[Data records]
####################

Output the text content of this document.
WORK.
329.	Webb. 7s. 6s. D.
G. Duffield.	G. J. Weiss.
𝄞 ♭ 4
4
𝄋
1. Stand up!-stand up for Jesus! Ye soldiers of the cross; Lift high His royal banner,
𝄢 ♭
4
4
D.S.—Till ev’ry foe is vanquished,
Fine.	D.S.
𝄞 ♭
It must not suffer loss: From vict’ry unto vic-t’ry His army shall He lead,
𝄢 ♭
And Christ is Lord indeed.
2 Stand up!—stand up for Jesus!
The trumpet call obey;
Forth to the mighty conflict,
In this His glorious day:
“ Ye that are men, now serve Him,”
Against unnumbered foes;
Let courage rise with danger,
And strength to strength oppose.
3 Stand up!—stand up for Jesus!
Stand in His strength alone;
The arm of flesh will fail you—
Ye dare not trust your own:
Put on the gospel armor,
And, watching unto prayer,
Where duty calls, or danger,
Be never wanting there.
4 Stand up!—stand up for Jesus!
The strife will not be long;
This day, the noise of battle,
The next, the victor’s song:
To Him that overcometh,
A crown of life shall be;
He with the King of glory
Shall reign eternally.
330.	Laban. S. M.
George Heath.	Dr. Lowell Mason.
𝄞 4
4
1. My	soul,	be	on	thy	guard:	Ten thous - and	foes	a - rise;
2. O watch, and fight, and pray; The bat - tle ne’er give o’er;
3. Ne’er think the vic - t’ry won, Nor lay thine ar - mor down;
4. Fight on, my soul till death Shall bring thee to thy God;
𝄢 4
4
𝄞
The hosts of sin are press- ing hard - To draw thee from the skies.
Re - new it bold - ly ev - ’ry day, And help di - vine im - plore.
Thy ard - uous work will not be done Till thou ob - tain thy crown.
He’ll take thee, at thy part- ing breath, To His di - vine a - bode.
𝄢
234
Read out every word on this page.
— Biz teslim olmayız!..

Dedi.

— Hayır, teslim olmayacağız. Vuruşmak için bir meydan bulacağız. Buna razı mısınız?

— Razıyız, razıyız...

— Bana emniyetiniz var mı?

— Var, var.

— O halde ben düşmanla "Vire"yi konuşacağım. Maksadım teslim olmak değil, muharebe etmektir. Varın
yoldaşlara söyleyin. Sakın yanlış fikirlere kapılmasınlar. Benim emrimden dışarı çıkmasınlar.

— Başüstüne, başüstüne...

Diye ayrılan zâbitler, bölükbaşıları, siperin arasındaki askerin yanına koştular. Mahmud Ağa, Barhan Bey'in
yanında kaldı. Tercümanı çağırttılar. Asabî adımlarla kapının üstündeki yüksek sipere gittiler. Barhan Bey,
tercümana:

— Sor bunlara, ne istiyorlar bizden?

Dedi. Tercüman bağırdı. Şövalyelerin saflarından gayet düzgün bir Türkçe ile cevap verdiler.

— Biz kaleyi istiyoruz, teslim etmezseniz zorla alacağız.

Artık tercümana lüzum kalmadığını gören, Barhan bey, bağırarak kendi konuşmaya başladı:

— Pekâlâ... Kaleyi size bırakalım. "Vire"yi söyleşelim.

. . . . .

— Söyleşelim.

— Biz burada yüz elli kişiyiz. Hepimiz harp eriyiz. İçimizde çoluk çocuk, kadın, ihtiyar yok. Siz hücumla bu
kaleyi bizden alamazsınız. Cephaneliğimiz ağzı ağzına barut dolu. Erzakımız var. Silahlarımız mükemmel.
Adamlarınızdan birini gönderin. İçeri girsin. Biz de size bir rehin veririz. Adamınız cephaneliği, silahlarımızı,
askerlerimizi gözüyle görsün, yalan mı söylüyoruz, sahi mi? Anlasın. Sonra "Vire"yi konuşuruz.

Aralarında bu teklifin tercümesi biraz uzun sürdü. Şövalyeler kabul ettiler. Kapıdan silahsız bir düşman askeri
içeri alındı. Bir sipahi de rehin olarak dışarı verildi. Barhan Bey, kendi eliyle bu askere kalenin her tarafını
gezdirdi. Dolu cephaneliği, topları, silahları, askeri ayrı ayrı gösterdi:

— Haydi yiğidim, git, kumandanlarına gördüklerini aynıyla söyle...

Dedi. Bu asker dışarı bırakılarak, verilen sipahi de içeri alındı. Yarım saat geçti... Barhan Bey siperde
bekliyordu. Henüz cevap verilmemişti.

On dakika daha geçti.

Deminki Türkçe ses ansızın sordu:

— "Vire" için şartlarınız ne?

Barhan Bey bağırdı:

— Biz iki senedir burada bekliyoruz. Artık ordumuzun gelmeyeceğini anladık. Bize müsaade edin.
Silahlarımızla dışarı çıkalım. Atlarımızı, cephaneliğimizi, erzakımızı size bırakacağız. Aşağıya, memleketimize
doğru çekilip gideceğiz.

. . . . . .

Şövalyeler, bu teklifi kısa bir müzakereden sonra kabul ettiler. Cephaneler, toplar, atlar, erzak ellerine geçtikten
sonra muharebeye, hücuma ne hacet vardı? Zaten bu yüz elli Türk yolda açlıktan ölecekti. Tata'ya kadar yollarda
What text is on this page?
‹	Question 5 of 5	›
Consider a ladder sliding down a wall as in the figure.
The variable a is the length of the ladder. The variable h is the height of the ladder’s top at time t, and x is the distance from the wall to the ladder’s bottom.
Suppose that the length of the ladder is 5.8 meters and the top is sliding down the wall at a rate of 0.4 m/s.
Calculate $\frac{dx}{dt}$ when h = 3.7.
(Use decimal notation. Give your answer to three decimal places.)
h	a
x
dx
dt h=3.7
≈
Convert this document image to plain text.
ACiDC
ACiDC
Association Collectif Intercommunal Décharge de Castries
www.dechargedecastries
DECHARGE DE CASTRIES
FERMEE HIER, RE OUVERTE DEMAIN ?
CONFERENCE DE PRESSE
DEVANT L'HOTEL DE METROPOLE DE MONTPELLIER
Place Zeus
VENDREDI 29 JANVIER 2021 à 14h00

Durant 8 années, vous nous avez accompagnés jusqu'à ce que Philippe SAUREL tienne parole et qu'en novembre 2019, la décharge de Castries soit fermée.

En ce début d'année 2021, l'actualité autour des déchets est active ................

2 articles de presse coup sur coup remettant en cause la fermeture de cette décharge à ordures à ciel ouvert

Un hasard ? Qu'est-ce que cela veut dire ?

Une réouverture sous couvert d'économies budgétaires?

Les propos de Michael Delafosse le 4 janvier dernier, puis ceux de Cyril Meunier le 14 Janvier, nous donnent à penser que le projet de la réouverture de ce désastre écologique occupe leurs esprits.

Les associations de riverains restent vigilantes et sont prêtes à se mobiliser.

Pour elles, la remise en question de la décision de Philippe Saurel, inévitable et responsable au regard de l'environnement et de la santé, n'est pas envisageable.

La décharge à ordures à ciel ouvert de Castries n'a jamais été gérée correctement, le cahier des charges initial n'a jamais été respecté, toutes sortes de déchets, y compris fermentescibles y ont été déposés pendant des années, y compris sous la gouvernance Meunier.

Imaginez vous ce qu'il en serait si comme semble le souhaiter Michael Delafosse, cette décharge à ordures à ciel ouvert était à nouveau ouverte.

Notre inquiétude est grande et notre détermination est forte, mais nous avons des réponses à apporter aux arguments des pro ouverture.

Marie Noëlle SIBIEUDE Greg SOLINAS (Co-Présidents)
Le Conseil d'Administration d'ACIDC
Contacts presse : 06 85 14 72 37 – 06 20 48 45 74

####################

* **Written task**
Give the material above again, word for word.

* **Response to the exercise**
Output the text content of this document.
WORK.
329.	Webb. 7s. 6s. D.
G. Duffield.	G. J. Weiss.
𝄞 ♭ 4
4
𝄋
1. Stand up!-stand up for Jesus! Ye soldiers of the cross; Lift high His royal banner,
𝄢 ♭
4
4
D.S.—Till ev’ry foe is vanquished,
Fine.	D.S.
𝄞 ♭
It must not suffer loss: From vict’ry unto vic-t’ry His army shall He lead,
𝄢 ♭
And Christ is Lord indeed.
2 Stand up!—stand up for Jesus!
The trumpet call obey;
Forth to the mighty conflict,
In this His glorious day:
“ Ye that are men, now serve Him,”
Against unnumbered foes;
Let courage rise with danger,
And strength to strength oppose.
3 Stand up!—stand up for Jesus!
Stand in His strength alone;
The arm of flesh will fail you—
Ye dare not trust your own:
Put on the gospel armor,
And, watching unto prayer,
Where duty calls, or danger,
Be never wanting there.
4 Stand up!—stand up for Jesus!
The strife will not be long;
This day, the noise of battle,
The next, the victor’s song:
To Him that overcometh,
A crown of life shall be;
He with the King of glory
Shall reign eternally.
330.	Laban. S. M.
George Heath.	Dr. Lowell Mason.
𝄞 4
4
1. My	soul,	be	on	thy	guard:	Ten thous - and	foes	a - rise;
2. O watch, and fight, and pray; The bat - tle ne’er give o’er;
3. Ne’er think the vic - t’ry won, Nor lay thine ar - mor down;
4. Fight on, my soul till death Shall bring thee to thy God;
𝄢 4
4
𝄞
The hosts of sin are press- ing hard - To draw thee from the skies.
Re - new it bold - ly ev - ’ry day, And help di - vine im - plore.
Thy ard - uous work will not be done Till thou ob - tain thy crown.
He’ll take thee, at thy part- ing breath, To His di - vine a - bode.
𝄢
234
Read out every word on this page.
— Biz teslim olmayız!..

Dedi.

— Hayır, teslim olmayacağız. Vuruşmak için bir meydan bulacağız. Buna razı mısınız?

— Razıyız, razıyız...

— Bana emniyetiniz var mı?

— Var, var.

— O halde ben düşmanla "Vire"yi konuşacağım. Maksadım teslim olmak değil, muharebe etmektir. Varın
yoldaşlara söyleyin. Sakın yanlış fikirlere kapılmasınlar. Benim emrimden dışarı çıkmasınlar.

— Başüstüne, başüstüne...

Diye ayrılan zâbitler, bölükbaşıları, siperin arasındaki askerin yanına koştular. Mahmud Ağa, Barhan Bey'in
yanında kaldı. Tercümanı çağırttılar. Asabî adımlarla kapının üstündeki yüksek sipere gittiler. Barhan Bey,
tercümana:

— Sor bunlara, ne istiyorlar bizden?

Dedi. Tercüman bağırdı. Şövalyelerin saflarından gayet düzgün bir Türkçe ile cevap verdiler.

— Biz kaleyi istiyoruz, teslim etmezseniz zorla alacağız.

Artık tercümana lüzum kalmadığını gören, Barhan bey, bağırarak kendi konuşmaya başladı:

— Pekâlâ... Kaleyi size bırakalım. "Vire"yi söyleşelim.

. . . . .

— Söyleşelim.

— Biz burada yüz elli kişiyiz. Hepimiz harp eriyiz. İçimizde çoluk çocuk, kadın, ihtiyar yok. Siz hücumla bu
kaleyi bizden alamazsınız. Cephaneliğimiz ağzı ağzına barut dolu. Erzakımız var. Silahlarımız mükemmel.
Adamlarınızdan birini gönderin. İçeri girsin. Biz de size bir rehin veririz. Adamınız cephaneliği, silahlarımızı,
askerlerimizi gözüyle görsün, yalan mı söylüyoruz, sahi mi? Anlasın. Sonra "Vire"yi konuşuruz.

Aralarında bu teklifin tercümesi biraz uzun sürdü. Şövalyeler kabul ettiler. Kapıdan silahsız bir düşman askeri
içeri alındı. Bir sipahi de rehin olarak dışarı verildi. Barhan Bey, kendi eliyle bu askere kalenin her tarafını
gezdirdi. Dolu cephaneliği, topları, silahları, askeri ayrı ayrı gösterdi:

— Haydi yiğidim, git, kumandanlarına gördüklerini aynıyla söyle...

Dedi. Bu asker dışarı bırakılarak, verilen sipahi de içeri alındı. Yarım saat geçti... Barhan Bey siperde
bekliyordu. Henüz cevap verilmemişti.

On dakika daha geçti.

Deminki Türkçe ses ansızın sordu:

— "Vire" için şartlarınız ne?

Barhan Bey bağırdı:

— Biz iki senedir burada bekliyoruz. Artık ordumuzun gelmeyeceğini anladık. Bize müsaade edin.
Silahlarımızla dışarı çıkalım. Atlarımızı, cephaneliğimizi, erzakımızı size bırakacağız. Aşağıya, memleketimize
doğru çekilip gideceğiz.

. . . . . .

Şövalyeler, bu teklifi kısa bir müzakereden sonra kabul ettiler. Cephaneler, toplar, atlar, erzak ellerine geçtikten
sonra muharebeye, hücuma ne hacet vardı? Zaten bu yüz elli Türk yolda açlıktan ölecekti. Tata'ya kadar yollarda
What text is on this page?
‹	Question 5 of 5	›
Consider a ladder sliding down a wall as in the figure.
The variable a is the length of the ladder. The variable h is the height of the ladder’s top at time t, and x is the distance from the wall to the ladder’s bottom.
Suppose that the length of the ladder is 5.8 meters and the top is sliding down the wall at a rate of 0.4 m/s.
Calculate $\frac{dx}{dt}$ when h = 3.7.
(Use decimal notation. Give your answer to three decimal places.)
h	a
x
dx
dt h=3.7
≈
Convert this document image to plain text.
ACiDC
ACiDC
Association Collectif Intercommunal Décharge de Castries
www.dechargedecastries
DECHARGE DE CASTRIES
FERMEE HIER, RE OUVERTE DEMAIN ?
CONFERENCE DE PRESSE
DEVANT L'HOTEL DE METROPOLE DE MONTPELLIER
Place Zeus
VENDREDI 29 JANVIER 2021 à 14h00

Durant 8 années, vous nous avez accompagnés jusqu'à ce que Philippe SAUREL tienne parole et qu'en novembre 2019, la décharge de Castries soit fermée.

En ce début d'année 2021, l'actualité autour des déchets est active ................

2 articles de presse coup sur coup remettant en cause la fermeture de cette décharge à ordures à ciel ouvert

Un hasard ? Qu'est-ce que cela veut dire ?

Une réouverture sous couvert d'économies budgétaires?

Les propos de Michael Delafosse le 4 janvier dernier, puis ceux de Cyril Meunier le 14 Janvier, nous donnent à penser que le projet de la réouverture de ce désastre écologique occupe leurs esprits.

Les associations de riverains restent vigilantes et sont prêtes à se mobiliser.

Pour elles, la remise en question de la décision de Philippe Saurel, inévitable et responsable au regard de l'environnement et de la santé, n'est pas envisageable.

La décharge à ordures à ciel ouvert de Castries n'a jamais été gérée correctement, le cahier des charges initial n'a jamais été respecté, toutes sortes de déchets, y compris fermentescibles y ont été déposés pendant des années, y compris sous la gouvernance Meunier.

Imaginez vous ce qu'il en serait si comme semble le souhaiter Michael Delafosse, cette décharge à ordures à ciel ouvert était à nouveau ouverte.

Notre inquiétude est grande et notre détermination est forte, mais nous avons des réponses à apporter aux arguments des pro ouverture.

Marie Noëlle SIBIEUDE Greg SOLINAS (Co-Présidents)
Le Conseil d'Administration d'ACIDC
Contacts presse : 06 85 14 72 37 – 06 20 48 45 74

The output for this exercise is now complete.